■ EXERCISE DETAILS ■
Every line of the records below should be restated exactly.

■ RECORDS FOR THE TASK ■
——————
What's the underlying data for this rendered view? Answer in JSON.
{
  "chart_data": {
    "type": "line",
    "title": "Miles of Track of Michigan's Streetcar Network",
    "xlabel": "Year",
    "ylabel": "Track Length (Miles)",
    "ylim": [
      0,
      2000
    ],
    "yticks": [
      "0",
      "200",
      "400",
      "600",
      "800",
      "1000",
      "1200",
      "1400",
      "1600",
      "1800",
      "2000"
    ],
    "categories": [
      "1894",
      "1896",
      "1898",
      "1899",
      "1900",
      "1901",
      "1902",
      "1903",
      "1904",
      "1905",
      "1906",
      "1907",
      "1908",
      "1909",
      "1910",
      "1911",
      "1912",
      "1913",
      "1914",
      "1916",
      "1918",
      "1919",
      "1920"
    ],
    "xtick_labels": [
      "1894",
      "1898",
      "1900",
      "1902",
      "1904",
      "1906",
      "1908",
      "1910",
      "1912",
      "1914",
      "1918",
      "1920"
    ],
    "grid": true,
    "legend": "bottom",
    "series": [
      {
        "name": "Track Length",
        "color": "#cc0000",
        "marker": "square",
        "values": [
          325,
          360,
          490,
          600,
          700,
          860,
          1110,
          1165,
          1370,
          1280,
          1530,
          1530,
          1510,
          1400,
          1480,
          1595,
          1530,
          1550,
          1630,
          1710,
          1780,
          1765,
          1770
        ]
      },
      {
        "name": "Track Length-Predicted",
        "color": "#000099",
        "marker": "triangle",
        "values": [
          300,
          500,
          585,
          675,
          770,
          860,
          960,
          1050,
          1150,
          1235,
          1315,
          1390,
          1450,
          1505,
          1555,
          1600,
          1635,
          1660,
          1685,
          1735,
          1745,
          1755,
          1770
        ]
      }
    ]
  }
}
——————
■ SOLUTION TO THE EXERCISE ■
What's the underlying data for this rendered view? Answer in JSON.
{
  "chart_data": {
    "type": "line",
    "title": "Miles of Track of Michigan's Streetcar Network",
    "xlabel": "Year",
    "ylabel": "Track Length (Miles)",
    "ylim": [
      0,
      2000
    ],
    "yticks": [
      "0",
      "200",
      "400",
      "600",
      "800",
      "1000",
      "1200",
      "1400",
      "1600",
      "1800",
      "2000"
    ],
    "categories": [
      "1894",
      "1896",
      "1898",
      "1899",
      "1900",
      "1901",
      "1902",
      "1903",
      "1904",
      "1905",
      "1906",
      "1907",
      "1908",
      "1909",
      "1910",
      "1911",
      "1912",
      "1913",
      "1914",
      "1916",
      "1918",
      "1919",
      "1920"
    ],
    "xtick_labels": [
      "1894",
      "1898",
      "1900",
      "1902",
      "1904",
      "1906",
      "1908",
      "1910",
      "1912",
      "1914",
      "1918",
      "1920"
    ],
    "grid": true,
    "legend": "bottom",
    "series": [
      {
        "name": "Track Length",
        "color": "#cc0000",
        "marker": "square",
        "values": [
          325,
          360,
          490,
          600,
          700,
          860,
          1110,
          1165,
          1370,
          1280,
          1530,
          1530,
          1510,
          1400,
          1480,
          1595,
          1530,
          1550,
          1630,
          1710,
          1780,
          1765,
          1770
        ]
      },
      {
        "name": "Track Length-Predicted",
        "color": "#000099",
        "marker": "triangle",
        "values": [
          300,
          500,
          585,
          675,
          770,
          860,
          960,
          1050,
          1150,
          1235,
          1315,
          1390,
          1450,
          1505,
          1555,
          1600,
          1635,
          1660,
          1685,
          1735,
          1745,
          1755,
          1770
        ]
      }
    ]
  }
}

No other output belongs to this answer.